**INPUT:**
▬▬▬

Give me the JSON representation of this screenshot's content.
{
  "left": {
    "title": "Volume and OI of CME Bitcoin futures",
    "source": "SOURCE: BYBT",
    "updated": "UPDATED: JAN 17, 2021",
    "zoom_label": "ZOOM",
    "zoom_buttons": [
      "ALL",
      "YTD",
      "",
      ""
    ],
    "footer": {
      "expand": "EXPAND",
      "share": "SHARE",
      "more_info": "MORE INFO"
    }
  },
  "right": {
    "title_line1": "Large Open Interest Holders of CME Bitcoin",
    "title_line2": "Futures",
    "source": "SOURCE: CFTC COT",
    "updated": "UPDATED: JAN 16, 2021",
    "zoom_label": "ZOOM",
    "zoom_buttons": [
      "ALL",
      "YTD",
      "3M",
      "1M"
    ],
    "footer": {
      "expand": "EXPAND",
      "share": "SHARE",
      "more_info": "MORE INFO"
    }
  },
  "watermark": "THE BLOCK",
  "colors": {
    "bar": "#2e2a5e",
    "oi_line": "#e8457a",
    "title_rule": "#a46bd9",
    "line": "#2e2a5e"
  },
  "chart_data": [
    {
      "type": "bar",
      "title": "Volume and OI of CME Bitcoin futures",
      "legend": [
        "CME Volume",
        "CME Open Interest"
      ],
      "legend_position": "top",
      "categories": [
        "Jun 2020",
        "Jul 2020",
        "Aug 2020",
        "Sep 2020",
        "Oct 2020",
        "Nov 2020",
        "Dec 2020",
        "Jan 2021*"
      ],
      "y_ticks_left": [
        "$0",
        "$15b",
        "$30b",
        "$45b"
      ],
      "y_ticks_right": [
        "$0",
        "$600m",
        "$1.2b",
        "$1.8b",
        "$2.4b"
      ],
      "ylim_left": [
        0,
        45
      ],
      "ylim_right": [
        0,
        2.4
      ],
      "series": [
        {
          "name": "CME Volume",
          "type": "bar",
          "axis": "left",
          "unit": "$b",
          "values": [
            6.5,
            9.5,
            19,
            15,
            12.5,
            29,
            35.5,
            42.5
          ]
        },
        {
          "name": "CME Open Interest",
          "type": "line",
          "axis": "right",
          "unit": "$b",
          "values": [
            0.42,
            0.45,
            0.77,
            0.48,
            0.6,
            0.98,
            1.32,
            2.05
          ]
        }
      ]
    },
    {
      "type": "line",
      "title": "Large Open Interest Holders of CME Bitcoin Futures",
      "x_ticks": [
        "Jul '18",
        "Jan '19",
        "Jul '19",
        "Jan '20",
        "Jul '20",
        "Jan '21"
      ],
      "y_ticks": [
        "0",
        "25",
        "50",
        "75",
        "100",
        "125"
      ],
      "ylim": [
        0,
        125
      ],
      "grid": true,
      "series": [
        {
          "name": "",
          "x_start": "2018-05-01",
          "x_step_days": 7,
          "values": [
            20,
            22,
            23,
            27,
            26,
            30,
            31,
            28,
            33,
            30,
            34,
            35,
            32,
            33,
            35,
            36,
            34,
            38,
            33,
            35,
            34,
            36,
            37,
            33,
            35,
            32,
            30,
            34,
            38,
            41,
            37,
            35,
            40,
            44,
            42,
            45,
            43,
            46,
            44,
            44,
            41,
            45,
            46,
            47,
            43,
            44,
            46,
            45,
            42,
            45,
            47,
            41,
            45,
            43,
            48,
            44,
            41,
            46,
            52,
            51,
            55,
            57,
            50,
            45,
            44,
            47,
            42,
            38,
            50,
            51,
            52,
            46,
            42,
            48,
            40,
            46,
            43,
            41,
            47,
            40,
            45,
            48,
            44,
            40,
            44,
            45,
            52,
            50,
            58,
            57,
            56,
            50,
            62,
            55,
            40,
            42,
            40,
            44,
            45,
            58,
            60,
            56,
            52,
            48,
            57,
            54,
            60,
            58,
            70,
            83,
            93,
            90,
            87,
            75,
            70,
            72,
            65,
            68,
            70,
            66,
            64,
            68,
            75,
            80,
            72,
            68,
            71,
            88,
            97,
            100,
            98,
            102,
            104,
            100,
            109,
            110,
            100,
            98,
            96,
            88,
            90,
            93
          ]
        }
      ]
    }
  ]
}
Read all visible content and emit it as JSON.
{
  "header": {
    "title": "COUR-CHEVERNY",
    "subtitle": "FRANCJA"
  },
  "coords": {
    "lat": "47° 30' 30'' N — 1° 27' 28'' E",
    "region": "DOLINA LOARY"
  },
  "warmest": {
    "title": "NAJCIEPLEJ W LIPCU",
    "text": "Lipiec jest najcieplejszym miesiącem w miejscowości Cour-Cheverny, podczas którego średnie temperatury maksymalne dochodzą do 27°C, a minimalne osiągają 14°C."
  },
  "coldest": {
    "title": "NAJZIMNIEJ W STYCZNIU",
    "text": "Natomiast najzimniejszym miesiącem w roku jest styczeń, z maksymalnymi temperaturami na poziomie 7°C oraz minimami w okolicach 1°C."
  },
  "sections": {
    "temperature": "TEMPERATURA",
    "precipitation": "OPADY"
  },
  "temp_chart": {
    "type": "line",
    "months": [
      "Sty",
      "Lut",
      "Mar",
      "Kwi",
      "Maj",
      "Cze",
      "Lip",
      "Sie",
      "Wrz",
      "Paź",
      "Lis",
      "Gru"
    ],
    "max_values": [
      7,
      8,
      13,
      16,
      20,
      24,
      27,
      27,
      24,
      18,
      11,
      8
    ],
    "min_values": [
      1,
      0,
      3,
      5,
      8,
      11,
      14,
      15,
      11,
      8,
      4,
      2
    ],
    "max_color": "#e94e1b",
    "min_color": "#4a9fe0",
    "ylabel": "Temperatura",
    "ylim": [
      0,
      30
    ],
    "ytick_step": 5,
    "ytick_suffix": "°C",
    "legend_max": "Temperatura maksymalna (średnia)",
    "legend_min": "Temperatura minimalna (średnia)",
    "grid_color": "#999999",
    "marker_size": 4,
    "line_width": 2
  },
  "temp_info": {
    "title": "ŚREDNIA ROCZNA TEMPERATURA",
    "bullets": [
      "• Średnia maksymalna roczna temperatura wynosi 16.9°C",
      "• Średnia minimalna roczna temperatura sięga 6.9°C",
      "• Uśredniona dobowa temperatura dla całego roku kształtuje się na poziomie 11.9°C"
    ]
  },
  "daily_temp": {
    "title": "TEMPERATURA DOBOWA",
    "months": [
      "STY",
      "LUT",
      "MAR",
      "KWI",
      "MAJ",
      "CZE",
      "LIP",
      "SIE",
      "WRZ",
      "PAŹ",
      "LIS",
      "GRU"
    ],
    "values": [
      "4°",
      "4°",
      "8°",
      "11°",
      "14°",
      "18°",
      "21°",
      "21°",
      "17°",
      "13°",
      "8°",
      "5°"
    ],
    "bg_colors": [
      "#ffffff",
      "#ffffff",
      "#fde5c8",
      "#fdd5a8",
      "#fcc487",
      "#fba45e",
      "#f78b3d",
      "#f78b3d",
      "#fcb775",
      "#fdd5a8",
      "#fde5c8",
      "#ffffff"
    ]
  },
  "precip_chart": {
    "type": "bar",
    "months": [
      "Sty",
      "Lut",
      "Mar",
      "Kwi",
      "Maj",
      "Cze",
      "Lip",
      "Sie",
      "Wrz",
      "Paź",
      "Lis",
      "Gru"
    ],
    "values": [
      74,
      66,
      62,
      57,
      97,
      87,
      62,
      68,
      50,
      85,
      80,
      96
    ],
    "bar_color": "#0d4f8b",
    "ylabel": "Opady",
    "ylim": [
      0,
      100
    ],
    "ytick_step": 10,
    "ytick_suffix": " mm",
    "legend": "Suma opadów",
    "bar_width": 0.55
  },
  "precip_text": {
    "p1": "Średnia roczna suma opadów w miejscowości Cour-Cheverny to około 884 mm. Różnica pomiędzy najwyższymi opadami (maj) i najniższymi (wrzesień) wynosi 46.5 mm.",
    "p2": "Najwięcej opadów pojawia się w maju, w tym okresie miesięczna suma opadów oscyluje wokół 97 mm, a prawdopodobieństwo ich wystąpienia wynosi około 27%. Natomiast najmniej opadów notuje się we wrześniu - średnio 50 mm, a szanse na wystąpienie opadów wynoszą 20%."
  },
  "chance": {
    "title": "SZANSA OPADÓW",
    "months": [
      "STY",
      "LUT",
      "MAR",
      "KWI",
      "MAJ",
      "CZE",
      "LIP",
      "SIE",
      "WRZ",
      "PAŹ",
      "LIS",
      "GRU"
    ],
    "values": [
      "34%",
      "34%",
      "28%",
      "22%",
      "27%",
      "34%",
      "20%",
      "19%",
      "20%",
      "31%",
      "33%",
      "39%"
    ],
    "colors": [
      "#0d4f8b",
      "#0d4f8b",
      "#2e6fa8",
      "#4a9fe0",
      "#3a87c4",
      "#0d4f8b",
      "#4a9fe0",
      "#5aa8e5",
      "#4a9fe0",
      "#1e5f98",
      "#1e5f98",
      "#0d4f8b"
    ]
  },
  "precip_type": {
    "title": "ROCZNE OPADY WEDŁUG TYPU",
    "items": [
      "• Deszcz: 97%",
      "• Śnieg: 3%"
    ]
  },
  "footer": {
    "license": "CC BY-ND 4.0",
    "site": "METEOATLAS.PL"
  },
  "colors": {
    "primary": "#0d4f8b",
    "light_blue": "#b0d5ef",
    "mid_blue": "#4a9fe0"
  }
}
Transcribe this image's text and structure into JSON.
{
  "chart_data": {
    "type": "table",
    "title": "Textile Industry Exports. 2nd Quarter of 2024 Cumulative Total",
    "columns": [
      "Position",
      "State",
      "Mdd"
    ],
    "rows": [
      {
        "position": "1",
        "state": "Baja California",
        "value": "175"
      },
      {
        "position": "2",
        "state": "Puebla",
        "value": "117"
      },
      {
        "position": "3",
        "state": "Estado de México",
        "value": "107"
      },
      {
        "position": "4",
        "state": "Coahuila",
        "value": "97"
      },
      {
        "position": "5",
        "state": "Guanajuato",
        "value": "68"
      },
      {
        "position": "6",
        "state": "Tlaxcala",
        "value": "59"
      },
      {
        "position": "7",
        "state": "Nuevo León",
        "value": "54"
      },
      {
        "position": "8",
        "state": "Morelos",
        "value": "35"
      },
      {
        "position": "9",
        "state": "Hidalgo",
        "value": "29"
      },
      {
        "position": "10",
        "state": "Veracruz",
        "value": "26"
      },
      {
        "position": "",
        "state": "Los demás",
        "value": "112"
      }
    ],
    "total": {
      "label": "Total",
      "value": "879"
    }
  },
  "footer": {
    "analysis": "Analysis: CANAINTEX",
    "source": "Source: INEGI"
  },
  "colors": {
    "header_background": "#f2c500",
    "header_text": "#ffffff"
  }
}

▬▬▬

Set down, exactly and in full, the lines from the one containing "Transcribe this image's" through the end of the entries; no other line belongs.

**THE RESULT:**
Transcribe this image's text and structure into JSON.
{
  "chart_data": {
    "type": "table",
    "title": "Textile Industry Exports. 2nd Quarter of 2024 Cumulative Total",
    "columns": [
      "Position",
      "State",
      "Mdd"
    ],
    "rows": [
      {
        "position": "1",
        "state": "Baja California",
        "value": "175"
      },
      {
        "position": "2",
        "state": "Puebla",
        "value": "117"
      },
      {
        "position": "3",
        "state": "Estado de México",
        "value": "107"
      },
      {
        "position": "4",
        "state": "Coahuila",
        "value": "97"
      },
      {
        "position": "5",
        "state": "Guanajuato",
        "value": "68"
      },
      {
        "position": "6",
        "state": "Tlaxcala",
        "value": "59"
      },
      {
        "position": "7",
        "state": "Nuevo León",
        "value": "54"
      },
      {
        "position": "8",
        "state": "Morelos",
        "value": "35"
      },
      {
        "position": "9",
        "state": "Hidalgo",
        "value": "29"
      },
      {
        "position": "10",
        "state": "Veracruz",
        "value": "26"
      },
      {
        "position": "",
        "state": "Los demás",
        "value": "112"
      }
    ],
    "total": {
      "label": "Total",
      "value": "879"
    }
  },
  "footer": {
    "analysis": "Analysis: CANAINTEX",
    "source": "Source: INEGI"
  },
  "colors": {
    "header_background": "#f2c500",
    "header_text": "#ffffff"
  }
}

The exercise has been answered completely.